─── Extracted records
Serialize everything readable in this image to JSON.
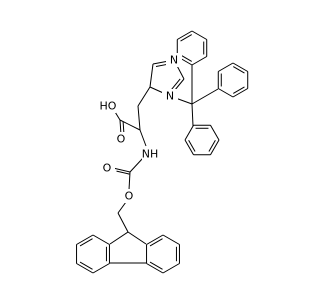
{
  "atoms": [
    "N",
    "N",
    "HO",
    "O",
    "NH",
    "O",
    "O"
  ]
}
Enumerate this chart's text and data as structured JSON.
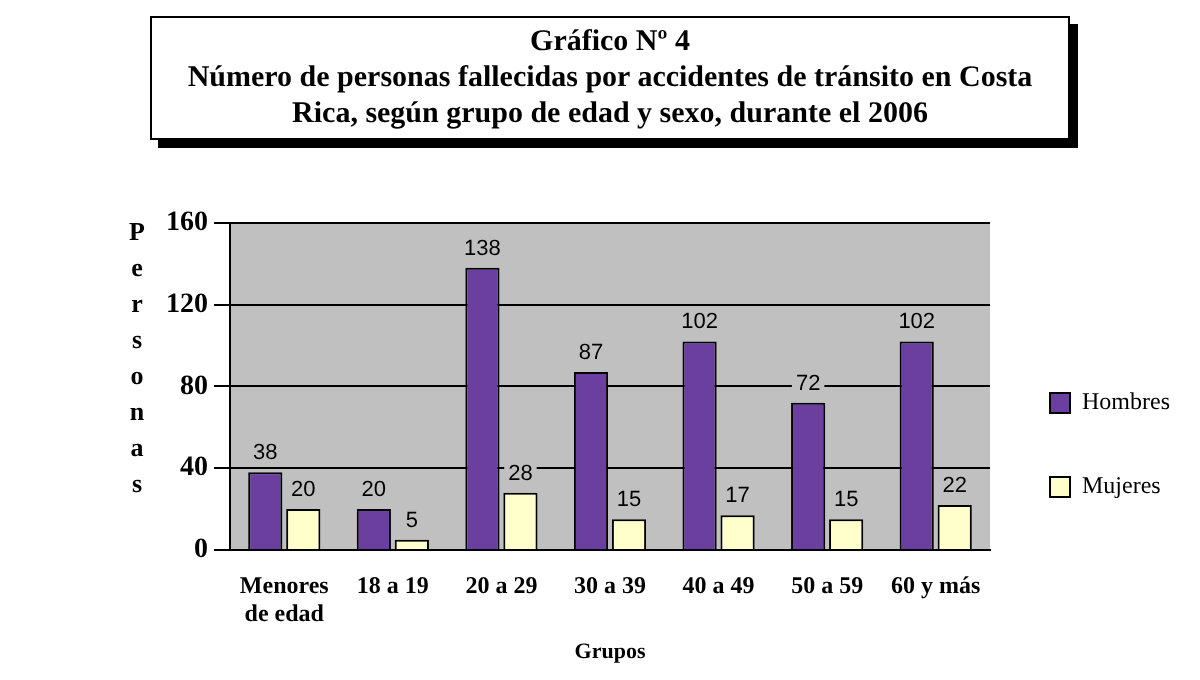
{
  "chart_data": {
    "type": "bar",
    "title": "Gráfico Nº 4",
    "subtitle": "Número de personas fallecidas por accidentes de tránsito en Costa Rica, según grupo de edad y sexo, durante el 2006",
    "xlabel": "Grupos",
    "ylabel": "Personas",
    "categories": [
      "Menores de edad",
      "18 a 19",
      "20 a 29",
      "30 a 39",
      "40 a 49",
      "50 a 59",
      "60 y más"
    ],
    "series": [
      {
        "name": "Hombres",
        "color": "#6a3fa0",
        "values": [
          38,
          20,
          138,
          87,
          102,
          72,
          102
        ]
      },
      {
        "name": "Mujeres",
        "color": "#ffffcc",
        "values": [
          20,
          5,
          28,
          15,
          17,
          15,
          22
        ]
      }
    ],
    "ylim": [
      0,
      160
    ],
    "yticks": [
      0,
      40,
      80,
      120,
      160
    ],
    "grid": "y",
    "legend": "right",
    "data_labels": true
  }
}
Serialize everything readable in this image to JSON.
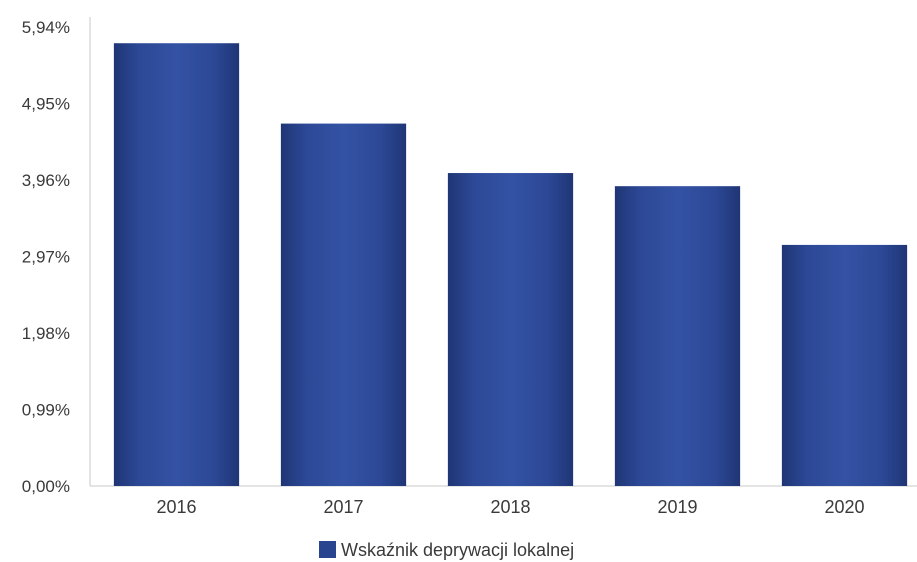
{
  "chart_data": {
    "type": "bar",
    "title": "",
    "xlabel": "",
    "ylabel": "",
    "categories": [
      "2016",
      "2017",
      "2018",
      "2019",
      "2020"
    ],
    "series": [
      {
        "name": "Wskaźnik deprywacji lokalnej",
        "values": [
          5.73,
          4.69,
          4.05,
          3.88,
          3.12
        ],
        "color": "#2a4590"
      }
    ],
    "y_ticks": [
      "0,00%",
      "0,99%",
      "1,98%",
      "2,97%",
      "3,96%",
      "4,95%",
      "5,94%"
    ],
    "y_tick_values": [
      0,
      0.99,
      1.98,
      2.97,
      3.96,
      4.95,
      5.94
    ],
    "ylim": [
      0,
      5.94
    ],
    "grid": false,
    "legend_position": "bottom-center",
    "colors": {
      "bar": "#2a4590",
      "bar_dark": "#1b2f6b",
      "axis": "#c8c8c8",
      "text": "#3a3a3a"
    }
  }
}
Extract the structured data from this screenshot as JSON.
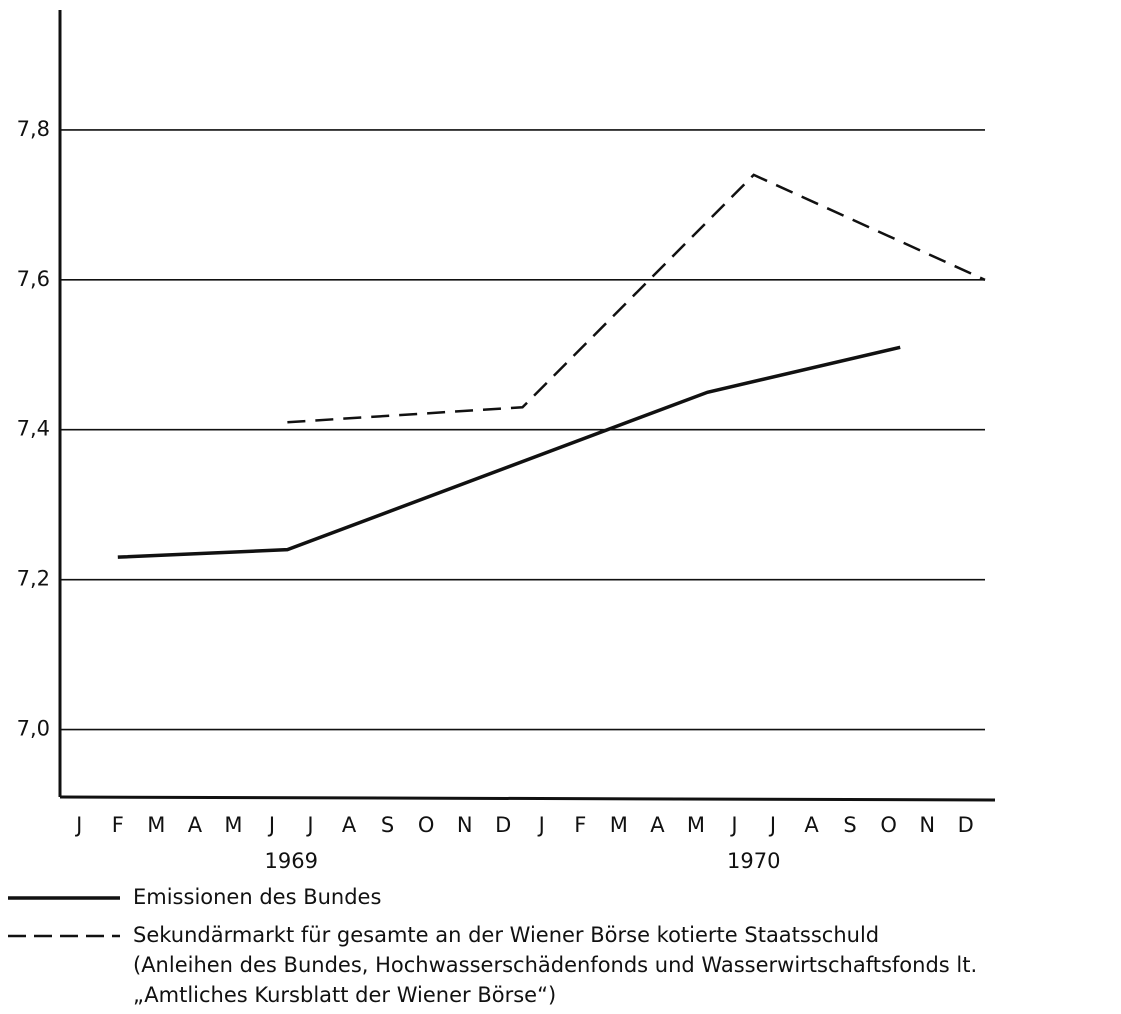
{
  "chart_data": {
    "type": "line",
    "categories": [
      "J",
      "F",
      "M",
      "A",
      "M",
      "J",
      "J",
      "A",
      "S",
      "O",
      "N",
      "D",
      "J",
      "F",
      "M",
      "A",
      "M",
      "J",
      "J",
      "A",
      "S",
      "O",
      "N",
      "D"
    ],
    "year_labels": [
      "1969",
      "1970"
    ],
    "series": [
      {
        "name": "Emissionen des Bundes",
        "color": "#111111",
        "style": "solid",
        "x": [
          1,
          5.4,
          16.3,
          21.3
        ],
        "values": [
          7.23,
          7.24,
          7.45,
          7.51
        ]
      },
      {
        "name": "Sekundärmarkt für gesamte an der Wiener Börse kotierte Staatsschuld",
        "color": "#111111",
        "style": "dashed",
        "x": [
          5.4,
          11.5,
          17.5,
          23.5
        ],
        "values": [
          7.41,
          7.43,
          7.74,
          7.6
        ]
      }
    ],
    "legend_note": [
      "(Anleihen des Bundes, Hochwasserschädenfonds und Wasserwirtschaftsfonds lt.",
      "„Amtliches Kursblatt der Wiener Börse“)"
    ],
    "xlim": [
      -0.5,
      23.5
    ],
    "ylim": [
      6.91,
      7.96
    ],
    "yticks": [
      {
        "value": 7.0,
        "label": "7,0"
      },
      {
        "value": 7.2,
        "label": "7,2"
      },
      {
        "value": 7.4,
        "label": "7,4"
      },
      {
        "value": 7.6,
        "label": "7,6"
      },
      {
        "value": 7.8,
        "label": "7,8"
      }
    ],
    "grid": true
  }
}
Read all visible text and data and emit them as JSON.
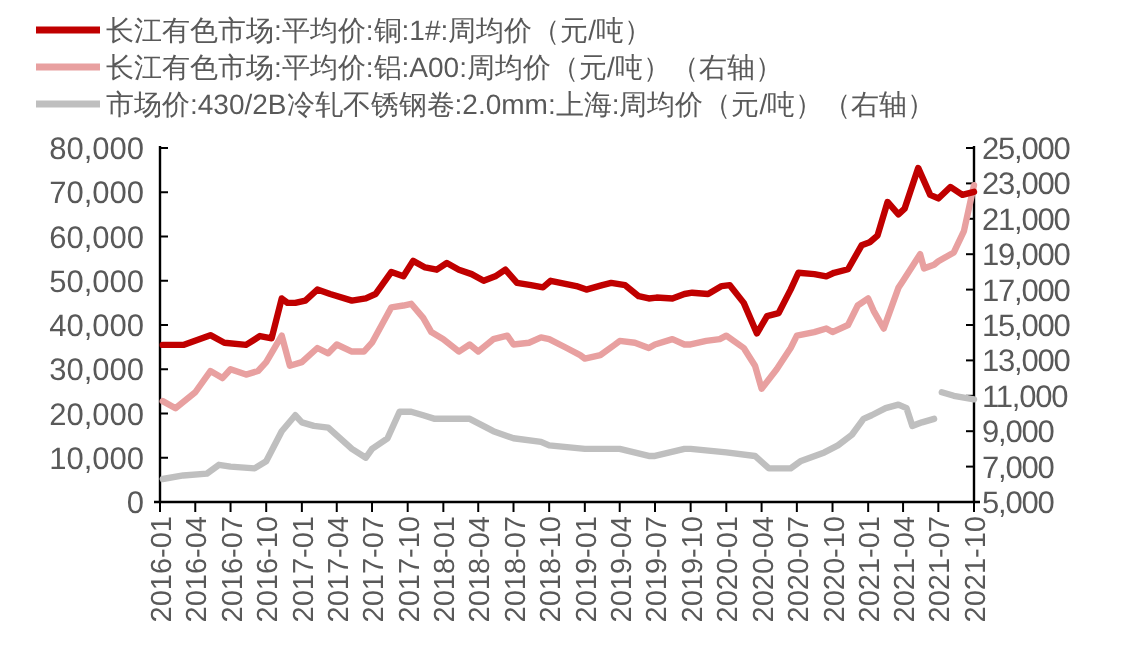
──────
## Written request:
The entries above should be reproduced exactly, without their pictures.

## Written answer:
Serialize everything readable in this image to JSON.
{
  "atoms": [
    "N",
    "N",
    "HO",
    "O",
    "NH",
    "O",
    "O"
  ]
}
Enumerate this chart's text and data as structured JSON.
{
  "chart_data": {
    "type": "bar",
    "title": "Gráfico Nº 4",
    "subtitle": "Número de personas fallecidas por accidentes de tránsito en Costa Rica, según grupo de edad y sexo, durante el 2006",
    "xlabel": "Grupos",
    "ylabel": "Personas",
    "categories": [
      "Menores de edad",
      "18 a 19",
      "20 a 29",
      "30 a 39",
      "40 a 49",
      "50 a 59",
      "60 y más"
    ],
    "series": [
      {
        "name": "Hombres",
        "color": "#6a3fa0",
        "values": [
          38,
          20,
          138,
          87,
          102,
          72,
          102
        ]
      },
      {
        "name": "Mujeres",
        "color": "#ffffcc",
        "values": [
          20,
          5,
          28,
          15,
          17,
          15,
          22
        ]
      }
    ],
    "ylim": [
      0,
      160
    ],
    "yticks": [
      0,
      40,
      80,
      120,
      160
    ],
    "grid": "y",
    "legend": "right",
    "data_labels": true
  }
}
Serialize everything readable in this image to JSON.
{
  "chart_data": {
    "type": "bar",
    "title": "",
    "xlabel": "",
    "ylabel": "",
    "categories": [
      "2016",
      "2017",
      "2018",
      "2019",
      "2020"
    ],
    "series": [
      {
        "name": "Wskaźnik deprywacji lokalnej",
        "values": [
          5.73,
          4.69,
          4.05,
          3.88,
          3.12
        ],
        "color": "#2a4590"
      }
    ],
    "y_ticks": [
      "0,00%",
      "0,99%",
      "1,98%",
      "2,97%",
      "3,96%",
      "4,95%",
      "5,94%"
    ],
    "y_tick_values": [
      0,
      0.99,
      1.98,
      2.97,
      3.96,
      4.95,
      5.94
    ],
    "ylim": [
      0,
      5.94
    ],
    "grid": false,
    "legend_position": "bottom-center",
    "colors": {
      "bar": "#2a4590",
      "bar_dark": "#1b2f6b",
      "axis": "#c8c8c8",
      "text": "#3a3a3a"
    }
  }
}
Extract the structured data from this screenshot as JSON.
{
  "chart_data": {
    "type": "line",
    "categories": [
      "J",
      "F",
      "M",
      "A",
      "M",
      "J",
      "J",
      "A",
      "S",
      "O",
      "N",
      "D",
      "J",
      "F",
      "M",
      "A",
      "M",
      "J",
      "J",
      "A",
      "S",
      "O",
      "N",
      "D"
    ],
    "year_labels": [
      "1969",
      "1970"
    ],
    "series": [
      {
        "name": "Emissionen des Bundes",
        "color": "#111111",
        "style": "solid",
        "x": [
          1,
          5.4,
          16.3,
          21.3
        ],
        "values": [
          7.23,
          7.24,
          7.45,
          7.51
        ]
      },
      {
        "name": "Sekundärmarkt für gesamte an der Wiener Börse kotierte Staatsschuld",
        "color": "#111111",
        "style": "dashed",
        "x": [
          5.4,
          11.5,
          17.5,
          23.5
        ],
        "values": [
          7.41,
          7.43,
          7.74,
          7.6
        ]
      }
    ],
    "legend_note": [
      "(Anleihen des Bundes, Hochwasserschädenfonds und Wasserwirtschaftsfonds lt.",
      "„Amtliches Kursblatt der Wiener Börse“)"
    ],
    "xlim": [
      -0.5,
      23.5
    ],
    "ylim": [
      6.91,
      7.96
    ],
    "yticks": [
      {
        "value": 7.0,
        "label": "7,0"
      },
      {
        "value": 7.2,
        "label": "7,2"
      },
      {
        "value": 7.4,
        "label": "7,4"
      },
      {
        "value": 7.6,
        "label": "7,6"
      },
      {
        "value": 7.8,
        "label": "7,8"
      }
    ],
    "grid": true
  }
}
Read all visible text and data and emit them as JSON.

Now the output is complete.